→ What you are asked to do
Reproduce the records below in full and without edits, omitting images.

----------

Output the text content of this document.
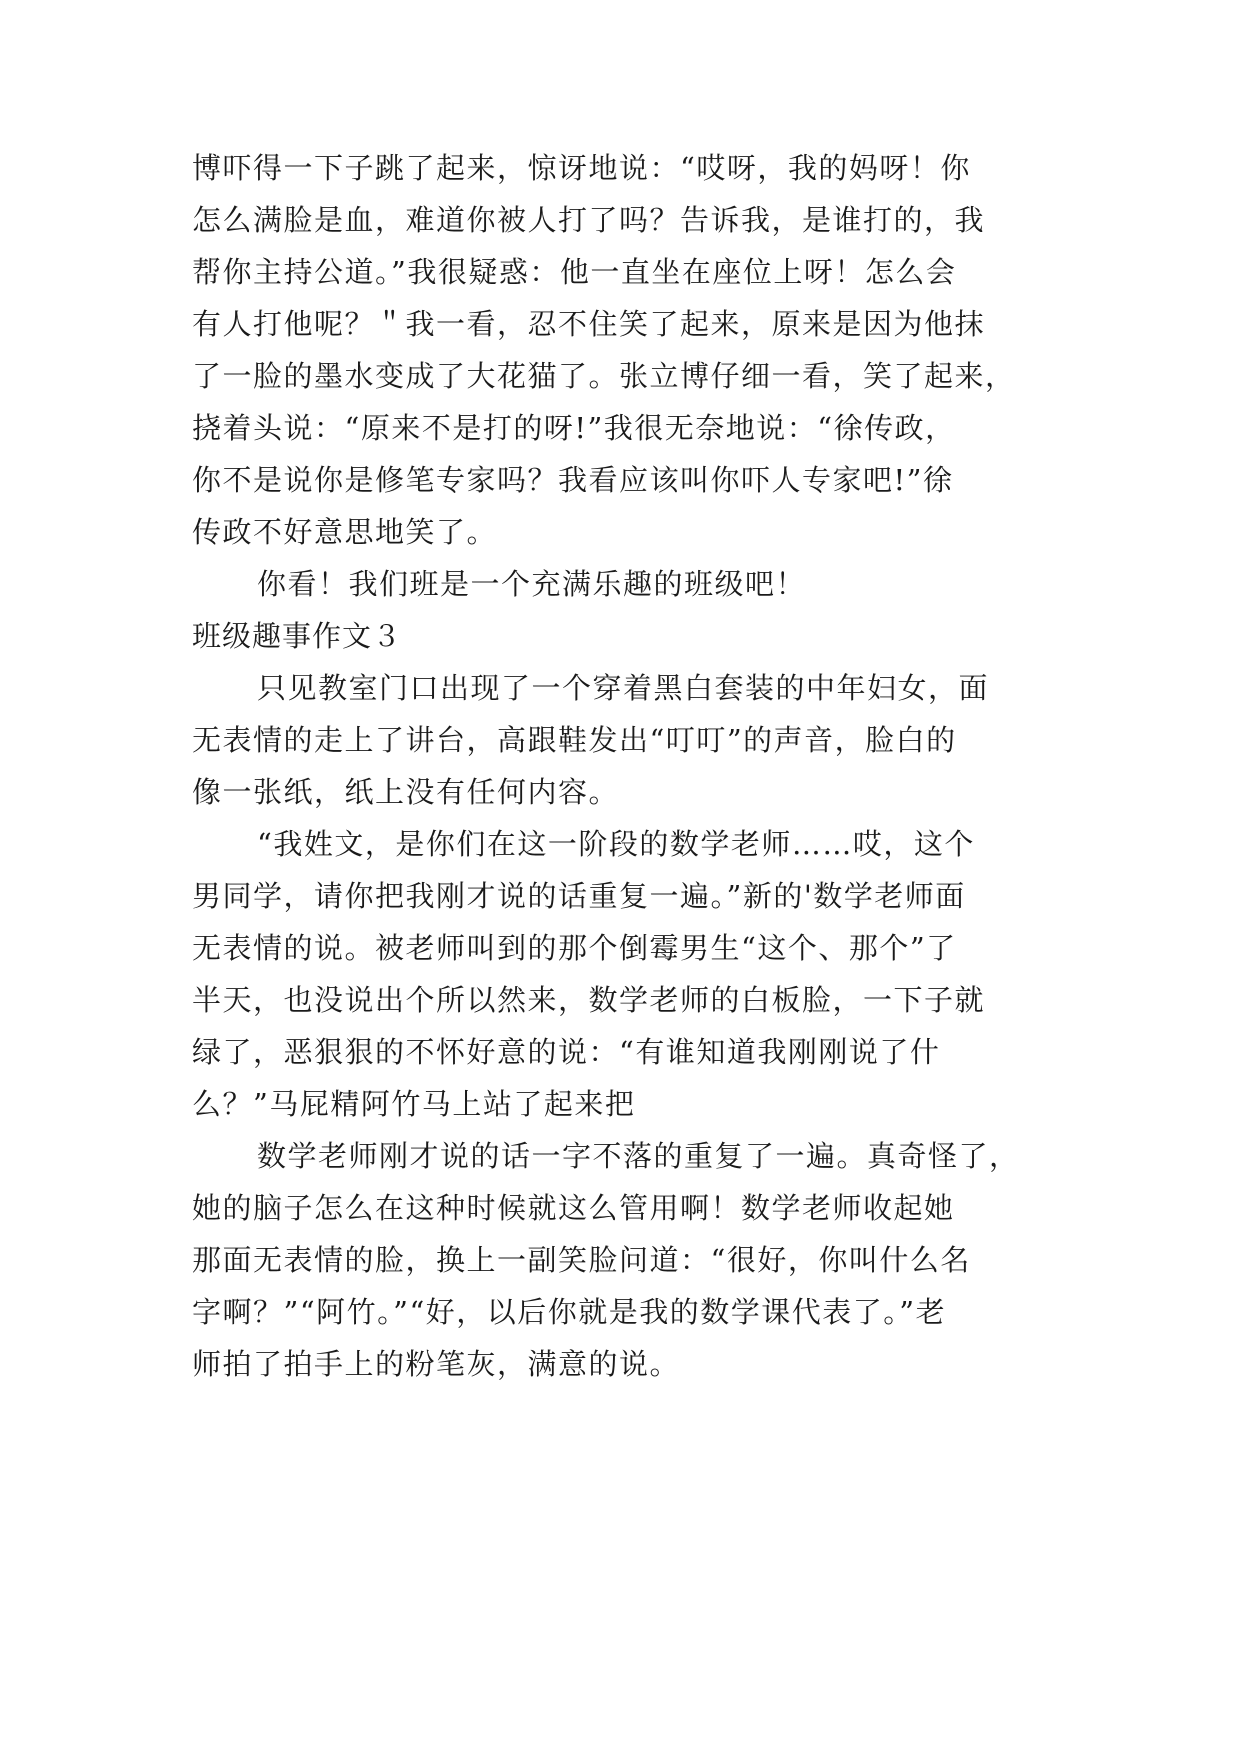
博吓得一下子跳了起来，惊讶地说：“哎呀，我的妈呀！你
怎么满脸是血，难道你被人打了吗？告诉我，是谁打的，我
帮你主持公道。”我很疑惑：他一直坐在座位上呀！怎么会
有人打他呢？＂我一看，忍不住笑了起来，原来是因为他抹
了一脸的墨水变成了大花猫了。张立博仔细一看，笑了起来，
挠着头说：“原来不是打的呀!”我很无奈地说：“徐传政，
你不是说你是修笔专家吗？我看应该叫你吓人专家吧!”徐
传政不好意思地笑了。
你看！我们班是一个充满乐趣的班级吧！
班级趣事作文３
只见教室门口出现了一个穿着黑白套装的中年妇女，面
无表情的走上了讲台，高跟鞋发出“叮叮”的声音，脸白的
像一张纸，纸上没有任何内容。
“我姓文，是你们在这一阶段的数学老师……哎，这个
男同学，请你把我刚才说的话重复一遍。”新的'数学老师面
无表情的说。被老师叫到的那个倒霉男生“这个、那个”了
半天，也没说出个所以然来，数学老师的白板脸，一下子就
绿了，恶狠狠的不怀好意的说：“有谁知道我刚刚说了什
么？”马屁精阿竹马上站了起来把
数学老师刚才说的话一字不落的重复了一遍。真奇怪了，
她的脑子怎么在这种时候就这么管用啊！数学老师收起她
那面无表情的脸，换上一副笑脸问道：“很好，你叫什么名
字啊？”“阿竹。”“好，以后你就是我的数学课代表了。”老
师拍了拍手上的粉笔灰，满意的说。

----------

→ Solution for this problem
Output the text content of this document.
博吓得一下子跳了起来，惊讶地说：“哎呀，我的妈呀！你
怎么满脸是血，难道你被人打了吗？告诉我，是谁打的，我
帮你主持公道。”我很疑惑：他一直坐在座位上呀！怎么会
有人打他呢？＂我一看，忍不住笑了起来，原来是因为他抹
了一脸的墨水变成了大花猫了。张立博仔细一看，笑了起来，
挠着头说：“原来不是打的呀!”我很无奈地说：“徐传政，
你不是说你是修笔专家吗？我看应该叫你吓人专家吧!”徐
传政不好意思地笑了。
你看！我们班是一个充满乐趣的班级吧！
班级趣事作文３
只见教室门口出现了一个穿着黑白套装的中年妇女，面
无表情的走上了讲台，高跟鞋发出“叮叮”的声音，脸白的
像一张纸，纸上没有任何内容。
“我姓文，是你们在这一阶段的数学老师……哎，这个
男同学，请你把我刚才说的话重复一遍。”新的'数学老师面
无表情的说。被老师叫到的那个倒霉男生“这个、那个”了
半天，也没说出个所以然来，数学老师的白板脸，一下子就
绿了，恶狠狠的不怀好意的说：“有谁知道我刚刚说了什
么？”马屁精阿竹马上站了起来把
数学老师刚才说的话一字不落的重复了一遍。真奇怪了，
她的脑子怎么在这种时候就这么管用啊！数学老师收起她
那面无表情的脸，换上一副笑脸问道：“很好，你叫什么名
字啊？”“阿竹。”“好，以后你就是我的数学课代表了。”老
师拍了拍手上的粉笔灰，满意的说。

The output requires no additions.